Africa 2013 is a private event, and the organizers are free to admit
whoever they want. Given their exclusion of dissenting voices, they
should however drop their pretense of promoting Africa's development.
The African Union in turn, at whose headquarters the conference is
taking place, should not give credibility to an event that suppresses an
open debate and free scientific exchange.

Unfortunately, the stance of the organizers reflects the repression that
often accompanies hydropower projects nowadays. Many dam activists have
been killed or forced into exile because of their engagement. Only this
month, Brazilian military police entered indigenous lands along the
Tapajos River to enforce an environmental assessment which the Munduruku
community had rejected. And the Burmese military is currently clearing
the ground for dams proposed on Shan indigenous lands on the Salween River.

The Ethiopian government, with whom the hydropower industry loves to
join forces, is one of the worst offenders when it comes to human rights
in dam projects. The government does not allow any dissent on projects
like the Grand Renaissance and Gibe III dams, and has jailed a
journalist who questioned the financing of the Renaissance Dam on the
Nile (and who won UNESCO's World Press Freedom Prize today).
§
_WORK REQUIRED_.
Answer these questions from the text on the Africa 2013 conference:
(a) At whose headquarters is the conference taking place?
(b) Along which river did Brazilian military police enter indigenous lands?
(c) What prize did the jailed Ethiopian journalist win?
The records have nothing to do with this text.

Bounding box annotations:
§
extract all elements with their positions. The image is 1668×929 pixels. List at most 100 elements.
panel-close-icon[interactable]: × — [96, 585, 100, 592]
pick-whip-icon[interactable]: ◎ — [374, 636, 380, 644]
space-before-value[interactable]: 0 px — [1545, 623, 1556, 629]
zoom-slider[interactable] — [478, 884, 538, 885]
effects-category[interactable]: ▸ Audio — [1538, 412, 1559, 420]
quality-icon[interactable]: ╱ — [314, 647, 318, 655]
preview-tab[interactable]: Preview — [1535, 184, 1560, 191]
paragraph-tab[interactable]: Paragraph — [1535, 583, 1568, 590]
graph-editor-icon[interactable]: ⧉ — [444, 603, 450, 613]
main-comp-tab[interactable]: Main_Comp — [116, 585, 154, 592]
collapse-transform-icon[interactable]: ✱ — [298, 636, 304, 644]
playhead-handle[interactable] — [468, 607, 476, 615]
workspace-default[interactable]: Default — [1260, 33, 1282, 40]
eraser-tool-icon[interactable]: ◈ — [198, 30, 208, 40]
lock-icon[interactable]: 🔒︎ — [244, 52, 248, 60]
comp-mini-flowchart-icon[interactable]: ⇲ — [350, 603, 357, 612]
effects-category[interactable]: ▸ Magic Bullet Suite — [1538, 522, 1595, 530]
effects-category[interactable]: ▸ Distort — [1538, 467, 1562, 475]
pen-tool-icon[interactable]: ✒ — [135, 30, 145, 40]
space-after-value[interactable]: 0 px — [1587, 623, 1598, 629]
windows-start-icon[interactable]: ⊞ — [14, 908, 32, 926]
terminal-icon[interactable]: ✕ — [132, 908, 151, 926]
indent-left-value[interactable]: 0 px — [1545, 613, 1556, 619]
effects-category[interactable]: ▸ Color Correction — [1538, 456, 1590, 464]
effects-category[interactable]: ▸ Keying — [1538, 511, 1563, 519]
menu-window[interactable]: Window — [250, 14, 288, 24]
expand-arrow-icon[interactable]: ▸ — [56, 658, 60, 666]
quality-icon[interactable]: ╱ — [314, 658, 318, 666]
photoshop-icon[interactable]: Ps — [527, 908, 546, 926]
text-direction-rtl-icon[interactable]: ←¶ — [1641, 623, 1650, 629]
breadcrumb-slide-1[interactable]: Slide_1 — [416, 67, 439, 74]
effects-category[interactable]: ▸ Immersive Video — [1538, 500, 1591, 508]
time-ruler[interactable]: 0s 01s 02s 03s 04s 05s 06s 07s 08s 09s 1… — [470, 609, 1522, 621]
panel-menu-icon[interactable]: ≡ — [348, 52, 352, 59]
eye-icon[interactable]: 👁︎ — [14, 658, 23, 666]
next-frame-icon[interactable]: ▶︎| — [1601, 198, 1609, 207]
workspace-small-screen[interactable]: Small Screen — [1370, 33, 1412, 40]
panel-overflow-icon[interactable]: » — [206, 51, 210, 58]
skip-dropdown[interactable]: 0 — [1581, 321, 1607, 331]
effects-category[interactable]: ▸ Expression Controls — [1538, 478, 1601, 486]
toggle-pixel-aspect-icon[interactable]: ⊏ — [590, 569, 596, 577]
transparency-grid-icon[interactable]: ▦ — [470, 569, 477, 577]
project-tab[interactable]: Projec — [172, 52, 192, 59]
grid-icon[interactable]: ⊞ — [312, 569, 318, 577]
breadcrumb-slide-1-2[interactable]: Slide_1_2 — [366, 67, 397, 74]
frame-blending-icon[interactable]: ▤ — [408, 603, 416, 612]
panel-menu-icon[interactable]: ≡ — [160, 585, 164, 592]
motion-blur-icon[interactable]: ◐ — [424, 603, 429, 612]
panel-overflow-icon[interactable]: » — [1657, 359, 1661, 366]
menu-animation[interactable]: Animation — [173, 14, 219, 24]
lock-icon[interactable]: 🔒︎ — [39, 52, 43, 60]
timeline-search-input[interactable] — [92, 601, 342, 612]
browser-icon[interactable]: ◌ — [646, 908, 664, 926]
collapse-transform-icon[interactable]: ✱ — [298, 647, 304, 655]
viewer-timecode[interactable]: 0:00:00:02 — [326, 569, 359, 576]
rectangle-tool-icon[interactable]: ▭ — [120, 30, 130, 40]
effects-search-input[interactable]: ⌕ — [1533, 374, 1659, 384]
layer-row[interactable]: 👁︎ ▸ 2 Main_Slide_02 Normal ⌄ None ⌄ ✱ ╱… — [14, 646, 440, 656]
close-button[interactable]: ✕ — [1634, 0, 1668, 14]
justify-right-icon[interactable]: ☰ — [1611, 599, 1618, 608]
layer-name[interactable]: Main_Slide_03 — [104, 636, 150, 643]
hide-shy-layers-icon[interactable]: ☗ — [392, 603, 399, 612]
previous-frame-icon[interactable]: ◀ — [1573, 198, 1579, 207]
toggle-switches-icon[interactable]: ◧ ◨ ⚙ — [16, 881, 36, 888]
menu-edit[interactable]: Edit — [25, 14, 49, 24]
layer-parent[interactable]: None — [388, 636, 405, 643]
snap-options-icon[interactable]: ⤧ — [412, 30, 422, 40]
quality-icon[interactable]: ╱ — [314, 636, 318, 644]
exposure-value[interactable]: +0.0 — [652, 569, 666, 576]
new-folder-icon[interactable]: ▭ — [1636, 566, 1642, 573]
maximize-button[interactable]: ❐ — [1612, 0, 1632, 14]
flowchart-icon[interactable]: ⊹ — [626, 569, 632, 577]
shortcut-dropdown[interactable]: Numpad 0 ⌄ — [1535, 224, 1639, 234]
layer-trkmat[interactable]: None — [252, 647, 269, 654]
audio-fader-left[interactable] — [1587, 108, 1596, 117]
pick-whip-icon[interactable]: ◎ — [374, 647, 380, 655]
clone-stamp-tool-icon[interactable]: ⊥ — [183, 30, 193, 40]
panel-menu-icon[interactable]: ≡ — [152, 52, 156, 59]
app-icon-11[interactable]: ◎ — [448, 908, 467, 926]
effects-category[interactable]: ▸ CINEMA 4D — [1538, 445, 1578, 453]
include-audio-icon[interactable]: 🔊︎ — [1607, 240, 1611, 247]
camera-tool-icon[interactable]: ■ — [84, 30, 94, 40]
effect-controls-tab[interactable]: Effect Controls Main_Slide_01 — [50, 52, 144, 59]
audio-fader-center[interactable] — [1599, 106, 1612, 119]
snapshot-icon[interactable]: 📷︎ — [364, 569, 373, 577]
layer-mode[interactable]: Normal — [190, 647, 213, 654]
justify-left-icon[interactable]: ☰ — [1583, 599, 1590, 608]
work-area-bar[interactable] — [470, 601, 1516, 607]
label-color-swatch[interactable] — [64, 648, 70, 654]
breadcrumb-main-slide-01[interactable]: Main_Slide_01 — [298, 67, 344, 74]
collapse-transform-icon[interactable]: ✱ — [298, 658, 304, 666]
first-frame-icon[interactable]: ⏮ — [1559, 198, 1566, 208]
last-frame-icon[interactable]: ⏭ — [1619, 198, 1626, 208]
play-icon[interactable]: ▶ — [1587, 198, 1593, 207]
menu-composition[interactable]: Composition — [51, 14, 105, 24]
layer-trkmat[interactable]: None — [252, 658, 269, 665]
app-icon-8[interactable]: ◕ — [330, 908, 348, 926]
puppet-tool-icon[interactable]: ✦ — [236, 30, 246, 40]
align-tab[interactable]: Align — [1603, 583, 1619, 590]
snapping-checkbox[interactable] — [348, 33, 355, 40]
§
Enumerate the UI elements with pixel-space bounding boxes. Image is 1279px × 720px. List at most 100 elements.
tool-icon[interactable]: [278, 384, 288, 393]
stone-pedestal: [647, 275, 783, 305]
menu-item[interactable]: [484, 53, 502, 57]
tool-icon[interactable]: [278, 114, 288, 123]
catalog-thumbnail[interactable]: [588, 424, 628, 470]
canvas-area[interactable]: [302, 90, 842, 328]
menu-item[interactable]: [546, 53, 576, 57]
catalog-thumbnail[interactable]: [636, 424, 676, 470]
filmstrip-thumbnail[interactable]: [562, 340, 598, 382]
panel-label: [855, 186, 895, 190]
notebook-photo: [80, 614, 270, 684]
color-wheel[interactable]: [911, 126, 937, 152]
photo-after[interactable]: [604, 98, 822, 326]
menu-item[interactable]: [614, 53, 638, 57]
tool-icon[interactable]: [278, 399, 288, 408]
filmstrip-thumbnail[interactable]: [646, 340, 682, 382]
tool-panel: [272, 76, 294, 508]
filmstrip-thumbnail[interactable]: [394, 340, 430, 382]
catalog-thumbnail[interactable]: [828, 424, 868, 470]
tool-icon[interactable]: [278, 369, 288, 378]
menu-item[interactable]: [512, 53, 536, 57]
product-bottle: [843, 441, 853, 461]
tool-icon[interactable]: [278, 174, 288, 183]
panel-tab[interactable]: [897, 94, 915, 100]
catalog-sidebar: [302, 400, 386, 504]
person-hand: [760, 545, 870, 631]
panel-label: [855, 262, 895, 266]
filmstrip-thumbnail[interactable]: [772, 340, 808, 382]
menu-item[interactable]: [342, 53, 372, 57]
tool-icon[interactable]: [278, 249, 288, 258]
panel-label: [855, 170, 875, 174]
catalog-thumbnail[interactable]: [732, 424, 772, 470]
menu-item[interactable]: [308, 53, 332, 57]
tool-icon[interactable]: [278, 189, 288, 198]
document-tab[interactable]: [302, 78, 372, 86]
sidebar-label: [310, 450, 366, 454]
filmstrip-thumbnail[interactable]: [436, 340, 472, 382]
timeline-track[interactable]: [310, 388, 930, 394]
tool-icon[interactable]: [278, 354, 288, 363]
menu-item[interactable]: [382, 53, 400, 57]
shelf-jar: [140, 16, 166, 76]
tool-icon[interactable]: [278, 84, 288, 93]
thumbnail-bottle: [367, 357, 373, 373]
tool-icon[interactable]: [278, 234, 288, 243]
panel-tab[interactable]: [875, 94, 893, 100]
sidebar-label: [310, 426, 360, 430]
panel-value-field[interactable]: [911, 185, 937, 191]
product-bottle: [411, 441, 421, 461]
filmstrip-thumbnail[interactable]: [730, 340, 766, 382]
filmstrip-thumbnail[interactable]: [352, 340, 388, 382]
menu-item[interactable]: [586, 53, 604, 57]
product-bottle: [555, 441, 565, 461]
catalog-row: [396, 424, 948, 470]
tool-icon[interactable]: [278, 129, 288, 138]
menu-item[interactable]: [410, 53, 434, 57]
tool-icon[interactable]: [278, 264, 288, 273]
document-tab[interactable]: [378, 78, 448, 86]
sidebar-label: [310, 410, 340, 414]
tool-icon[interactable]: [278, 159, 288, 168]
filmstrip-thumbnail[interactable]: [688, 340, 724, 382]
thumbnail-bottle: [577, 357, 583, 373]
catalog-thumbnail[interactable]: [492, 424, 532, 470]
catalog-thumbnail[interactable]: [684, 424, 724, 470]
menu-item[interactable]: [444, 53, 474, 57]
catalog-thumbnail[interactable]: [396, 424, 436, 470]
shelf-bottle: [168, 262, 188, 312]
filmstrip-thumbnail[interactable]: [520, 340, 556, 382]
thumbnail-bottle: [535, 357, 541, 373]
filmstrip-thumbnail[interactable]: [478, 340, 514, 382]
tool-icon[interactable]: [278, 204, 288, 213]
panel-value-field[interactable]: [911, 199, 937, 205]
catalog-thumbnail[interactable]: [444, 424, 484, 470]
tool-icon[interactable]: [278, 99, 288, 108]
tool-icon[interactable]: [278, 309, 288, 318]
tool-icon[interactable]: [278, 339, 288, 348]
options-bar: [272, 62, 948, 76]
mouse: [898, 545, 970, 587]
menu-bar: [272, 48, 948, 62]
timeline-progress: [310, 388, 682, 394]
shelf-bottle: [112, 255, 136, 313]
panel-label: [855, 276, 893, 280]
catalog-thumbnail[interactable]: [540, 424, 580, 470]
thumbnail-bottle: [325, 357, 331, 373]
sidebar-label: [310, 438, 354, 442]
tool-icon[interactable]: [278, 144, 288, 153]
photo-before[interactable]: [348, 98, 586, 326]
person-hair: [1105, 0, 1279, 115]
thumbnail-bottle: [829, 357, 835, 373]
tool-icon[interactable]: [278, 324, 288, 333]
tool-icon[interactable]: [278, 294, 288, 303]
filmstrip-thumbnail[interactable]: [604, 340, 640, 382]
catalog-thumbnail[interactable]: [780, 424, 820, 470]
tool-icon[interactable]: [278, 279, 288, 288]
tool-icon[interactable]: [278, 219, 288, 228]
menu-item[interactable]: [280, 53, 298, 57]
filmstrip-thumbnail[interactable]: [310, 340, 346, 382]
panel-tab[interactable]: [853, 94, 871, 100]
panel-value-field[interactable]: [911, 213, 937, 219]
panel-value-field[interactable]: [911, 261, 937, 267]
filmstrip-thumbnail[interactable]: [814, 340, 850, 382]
§
_ANSWER FOR THE TASK_.
(a) The African Union
(b) The Tapajos River
(c) UNESCO's World Press Freedom Prize